[EXERCISE PROMPT]
Reproduce verbatim the part of the tracemap offset passage starting with "Compared to other" and going on through "for genetic analysis.".

[EXCERPTED PASSAGE]
╭──
After we computed DICCCOLs (locations) on every twin participant, we extracted the WM bundle connecting to each DICCCOL and transformed it as a TM, which may be represented as a vector describing a specific points-distribution. Then we calculated the mean TM ( $\bar{T M_{m o d e l}}$ ) from the model and computed the offset (difference) between twin participants and $\bar{T M_{m o d e l}}$ (Fig. 2). The TM offset (TMO) can be defined as:

{TMO}_{s, d} = ‖ T M_{s, d} - \bar{T M_{m o d e l, d}} ‖_{2}^{2}

(2)

S and d are the indices of the participant and DICCCOLs. The calculation of TMO is conducted for each DICCCOL independently. Note that if two participants have similar WM wiring patterns for some DICCCOLs, their TMO will also be similar.

Fig.2 — Illustration of tracemap offset for single DICCCOL.

Compared to other DTI-derived scalar measures, such as FA and MD (mean diffusivity), the TM representation can effectively capture the overall wiring patterns in the WM. At the same time, it is not over-sensitive to small variations or noise introduced by tractography errors (i.e., false positive fibers). Hence, it is a promising approach to characterize brain WM connection patterns for genetic analysis.
╰──
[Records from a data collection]
╭──
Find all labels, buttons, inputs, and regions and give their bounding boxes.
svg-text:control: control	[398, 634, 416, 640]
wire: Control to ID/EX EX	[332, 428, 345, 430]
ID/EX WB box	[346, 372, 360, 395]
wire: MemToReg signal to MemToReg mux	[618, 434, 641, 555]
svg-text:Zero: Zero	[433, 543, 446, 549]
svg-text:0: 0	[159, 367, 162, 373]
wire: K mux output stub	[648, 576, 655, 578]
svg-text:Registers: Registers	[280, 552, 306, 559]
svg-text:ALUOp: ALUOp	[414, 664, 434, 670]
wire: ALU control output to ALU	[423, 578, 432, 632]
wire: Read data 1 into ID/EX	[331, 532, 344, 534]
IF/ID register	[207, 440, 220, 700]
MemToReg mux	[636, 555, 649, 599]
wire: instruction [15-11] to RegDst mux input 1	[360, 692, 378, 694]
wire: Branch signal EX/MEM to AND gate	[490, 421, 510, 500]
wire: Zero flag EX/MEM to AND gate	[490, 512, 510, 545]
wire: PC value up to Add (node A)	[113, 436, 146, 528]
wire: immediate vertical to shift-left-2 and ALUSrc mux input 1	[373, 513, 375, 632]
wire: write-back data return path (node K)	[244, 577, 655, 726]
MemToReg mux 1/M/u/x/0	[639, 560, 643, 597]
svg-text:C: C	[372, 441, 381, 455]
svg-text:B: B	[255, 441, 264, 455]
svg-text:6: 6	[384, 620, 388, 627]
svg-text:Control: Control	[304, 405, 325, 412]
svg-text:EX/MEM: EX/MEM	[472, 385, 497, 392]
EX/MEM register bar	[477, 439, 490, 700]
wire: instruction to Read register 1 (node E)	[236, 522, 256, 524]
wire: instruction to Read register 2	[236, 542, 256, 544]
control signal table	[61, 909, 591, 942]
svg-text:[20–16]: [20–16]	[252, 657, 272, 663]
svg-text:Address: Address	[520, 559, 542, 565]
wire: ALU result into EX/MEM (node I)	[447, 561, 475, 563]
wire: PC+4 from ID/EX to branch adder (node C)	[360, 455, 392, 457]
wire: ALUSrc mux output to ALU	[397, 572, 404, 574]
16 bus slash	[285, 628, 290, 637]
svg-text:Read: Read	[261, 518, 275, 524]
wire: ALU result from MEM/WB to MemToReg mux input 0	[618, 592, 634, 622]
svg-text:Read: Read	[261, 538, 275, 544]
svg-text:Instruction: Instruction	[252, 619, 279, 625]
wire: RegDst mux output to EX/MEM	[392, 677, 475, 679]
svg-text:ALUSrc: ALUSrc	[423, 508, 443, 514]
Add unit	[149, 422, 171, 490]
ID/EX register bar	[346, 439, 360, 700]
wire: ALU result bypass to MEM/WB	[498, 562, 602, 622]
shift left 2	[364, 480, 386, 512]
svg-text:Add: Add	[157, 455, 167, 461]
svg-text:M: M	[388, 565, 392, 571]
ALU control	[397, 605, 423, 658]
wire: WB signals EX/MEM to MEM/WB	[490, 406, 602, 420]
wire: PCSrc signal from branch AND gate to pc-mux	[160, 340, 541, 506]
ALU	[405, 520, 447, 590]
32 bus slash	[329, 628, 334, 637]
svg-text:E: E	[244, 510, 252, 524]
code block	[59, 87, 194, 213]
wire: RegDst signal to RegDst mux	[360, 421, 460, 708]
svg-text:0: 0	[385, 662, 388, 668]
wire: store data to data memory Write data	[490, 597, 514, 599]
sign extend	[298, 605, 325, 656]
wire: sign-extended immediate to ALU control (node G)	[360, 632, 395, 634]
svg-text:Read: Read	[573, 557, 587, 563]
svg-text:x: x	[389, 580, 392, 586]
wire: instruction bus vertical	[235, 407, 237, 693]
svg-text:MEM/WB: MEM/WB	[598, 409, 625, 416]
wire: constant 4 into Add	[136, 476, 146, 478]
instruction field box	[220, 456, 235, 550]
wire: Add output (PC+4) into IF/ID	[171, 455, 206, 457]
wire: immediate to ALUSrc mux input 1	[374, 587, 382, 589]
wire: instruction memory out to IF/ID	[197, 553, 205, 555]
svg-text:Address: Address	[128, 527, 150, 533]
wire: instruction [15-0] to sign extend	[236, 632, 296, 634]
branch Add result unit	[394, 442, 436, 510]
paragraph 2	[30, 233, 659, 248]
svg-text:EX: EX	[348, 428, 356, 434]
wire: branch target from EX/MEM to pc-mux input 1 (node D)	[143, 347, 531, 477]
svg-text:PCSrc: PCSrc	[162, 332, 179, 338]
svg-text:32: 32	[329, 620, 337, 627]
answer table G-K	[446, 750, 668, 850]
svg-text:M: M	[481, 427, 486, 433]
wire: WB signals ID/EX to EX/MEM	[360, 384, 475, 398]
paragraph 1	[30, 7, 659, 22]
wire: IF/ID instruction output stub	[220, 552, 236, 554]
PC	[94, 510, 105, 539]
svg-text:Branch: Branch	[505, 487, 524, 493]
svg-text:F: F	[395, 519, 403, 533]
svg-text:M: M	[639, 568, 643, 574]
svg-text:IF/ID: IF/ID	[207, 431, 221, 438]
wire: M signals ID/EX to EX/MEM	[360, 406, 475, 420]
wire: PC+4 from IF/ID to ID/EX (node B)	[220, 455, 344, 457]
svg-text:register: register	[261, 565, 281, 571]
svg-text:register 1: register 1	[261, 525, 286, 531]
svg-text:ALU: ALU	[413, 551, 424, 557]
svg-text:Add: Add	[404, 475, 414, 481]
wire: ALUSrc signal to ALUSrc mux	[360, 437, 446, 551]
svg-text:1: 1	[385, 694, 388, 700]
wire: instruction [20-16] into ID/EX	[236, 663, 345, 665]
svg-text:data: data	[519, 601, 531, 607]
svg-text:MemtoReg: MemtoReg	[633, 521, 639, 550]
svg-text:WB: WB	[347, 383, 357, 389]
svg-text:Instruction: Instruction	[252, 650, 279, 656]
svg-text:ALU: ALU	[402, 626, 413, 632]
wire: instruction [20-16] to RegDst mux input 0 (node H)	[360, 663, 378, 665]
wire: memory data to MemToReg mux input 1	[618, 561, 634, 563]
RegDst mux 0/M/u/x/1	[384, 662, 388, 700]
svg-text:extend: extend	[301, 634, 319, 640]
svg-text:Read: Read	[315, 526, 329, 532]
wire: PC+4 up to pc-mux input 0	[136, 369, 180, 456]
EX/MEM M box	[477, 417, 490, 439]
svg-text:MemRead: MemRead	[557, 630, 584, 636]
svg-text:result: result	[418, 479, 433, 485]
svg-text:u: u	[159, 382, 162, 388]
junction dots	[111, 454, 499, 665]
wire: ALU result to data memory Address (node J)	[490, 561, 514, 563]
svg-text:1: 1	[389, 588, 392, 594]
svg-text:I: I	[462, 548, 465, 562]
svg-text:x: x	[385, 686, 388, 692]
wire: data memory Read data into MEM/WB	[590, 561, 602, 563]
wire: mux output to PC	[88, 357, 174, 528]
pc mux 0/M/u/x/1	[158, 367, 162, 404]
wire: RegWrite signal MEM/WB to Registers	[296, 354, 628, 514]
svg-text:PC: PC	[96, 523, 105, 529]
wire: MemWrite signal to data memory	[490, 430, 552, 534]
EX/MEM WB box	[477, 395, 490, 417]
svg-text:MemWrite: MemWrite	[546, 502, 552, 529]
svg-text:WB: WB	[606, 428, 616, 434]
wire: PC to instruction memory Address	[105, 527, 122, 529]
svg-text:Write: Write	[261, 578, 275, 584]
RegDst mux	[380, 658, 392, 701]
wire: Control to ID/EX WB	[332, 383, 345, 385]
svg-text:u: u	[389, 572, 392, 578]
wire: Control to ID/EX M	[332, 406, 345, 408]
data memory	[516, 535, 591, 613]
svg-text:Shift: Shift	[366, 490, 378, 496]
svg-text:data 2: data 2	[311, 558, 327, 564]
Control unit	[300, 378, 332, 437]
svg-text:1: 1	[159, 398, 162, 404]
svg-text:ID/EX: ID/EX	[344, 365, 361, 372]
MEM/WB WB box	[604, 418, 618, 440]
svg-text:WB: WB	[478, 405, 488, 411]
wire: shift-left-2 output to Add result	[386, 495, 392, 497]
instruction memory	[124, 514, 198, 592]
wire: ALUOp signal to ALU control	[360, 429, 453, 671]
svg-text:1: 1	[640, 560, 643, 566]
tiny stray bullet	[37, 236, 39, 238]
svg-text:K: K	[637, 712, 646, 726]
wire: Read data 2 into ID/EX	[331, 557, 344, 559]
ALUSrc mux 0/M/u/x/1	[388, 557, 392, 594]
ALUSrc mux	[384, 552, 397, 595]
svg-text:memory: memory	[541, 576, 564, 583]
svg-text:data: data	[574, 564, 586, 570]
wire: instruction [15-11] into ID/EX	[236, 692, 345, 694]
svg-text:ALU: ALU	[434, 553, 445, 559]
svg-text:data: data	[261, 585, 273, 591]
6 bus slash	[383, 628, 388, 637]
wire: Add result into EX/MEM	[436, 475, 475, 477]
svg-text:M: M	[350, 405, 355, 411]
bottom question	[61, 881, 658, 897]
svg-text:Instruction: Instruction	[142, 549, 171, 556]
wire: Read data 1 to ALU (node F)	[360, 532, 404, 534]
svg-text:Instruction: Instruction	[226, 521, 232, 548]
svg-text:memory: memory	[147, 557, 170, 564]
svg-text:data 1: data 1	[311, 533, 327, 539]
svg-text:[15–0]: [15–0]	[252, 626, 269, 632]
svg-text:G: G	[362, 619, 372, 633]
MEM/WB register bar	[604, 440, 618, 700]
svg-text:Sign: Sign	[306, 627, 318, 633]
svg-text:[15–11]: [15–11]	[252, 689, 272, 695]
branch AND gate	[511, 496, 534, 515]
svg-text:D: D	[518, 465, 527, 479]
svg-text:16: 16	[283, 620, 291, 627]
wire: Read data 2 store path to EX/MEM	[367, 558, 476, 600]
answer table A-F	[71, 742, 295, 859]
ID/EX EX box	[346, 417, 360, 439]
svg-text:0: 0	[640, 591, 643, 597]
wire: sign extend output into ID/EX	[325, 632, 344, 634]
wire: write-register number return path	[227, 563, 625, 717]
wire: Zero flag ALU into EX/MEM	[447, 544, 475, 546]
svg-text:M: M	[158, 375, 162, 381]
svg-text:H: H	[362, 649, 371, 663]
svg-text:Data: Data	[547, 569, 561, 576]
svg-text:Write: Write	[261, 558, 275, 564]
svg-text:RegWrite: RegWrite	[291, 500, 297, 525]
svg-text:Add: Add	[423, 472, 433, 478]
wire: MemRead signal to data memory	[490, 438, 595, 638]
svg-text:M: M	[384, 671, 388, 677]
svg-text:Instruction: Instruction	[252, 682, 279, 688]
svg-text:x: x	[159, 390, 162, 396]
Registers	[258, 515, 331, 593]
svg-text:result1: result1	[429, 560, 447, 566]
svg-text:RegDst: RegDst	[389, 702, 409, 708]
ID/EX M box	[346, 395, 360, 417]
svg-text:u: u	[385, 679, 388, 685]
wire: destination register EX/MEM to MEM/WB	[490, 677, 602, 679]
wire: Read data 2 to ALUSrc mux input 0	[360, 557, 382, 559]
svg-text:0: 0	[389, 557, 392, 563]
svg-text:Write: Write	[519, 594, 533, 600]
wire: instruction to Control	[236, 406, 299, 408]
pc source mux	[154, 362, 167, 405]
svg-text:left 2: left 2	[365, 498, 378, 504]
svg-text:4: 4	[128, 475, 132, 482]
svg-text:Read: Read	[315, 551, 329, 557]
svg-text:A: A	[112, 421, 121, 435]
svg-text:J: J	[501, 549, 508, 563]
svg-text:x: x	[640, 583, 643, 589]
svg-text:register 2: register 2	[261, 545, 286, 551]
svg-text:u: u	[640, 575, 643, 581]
╰──
[EXERCISE ANSWER]
Compared to other DTI-derived scalar measures, such as FA and MD (mean diffusivity), the TM representation can effectively capture the overall wiring patterns in the WM. At the same time, it is not over-sensitive to small variations or noise introduced by tractography errors (i.e., false positive fibers). Hence, it is a promising approach to characterize brain WM connection patterns for genetic analysis.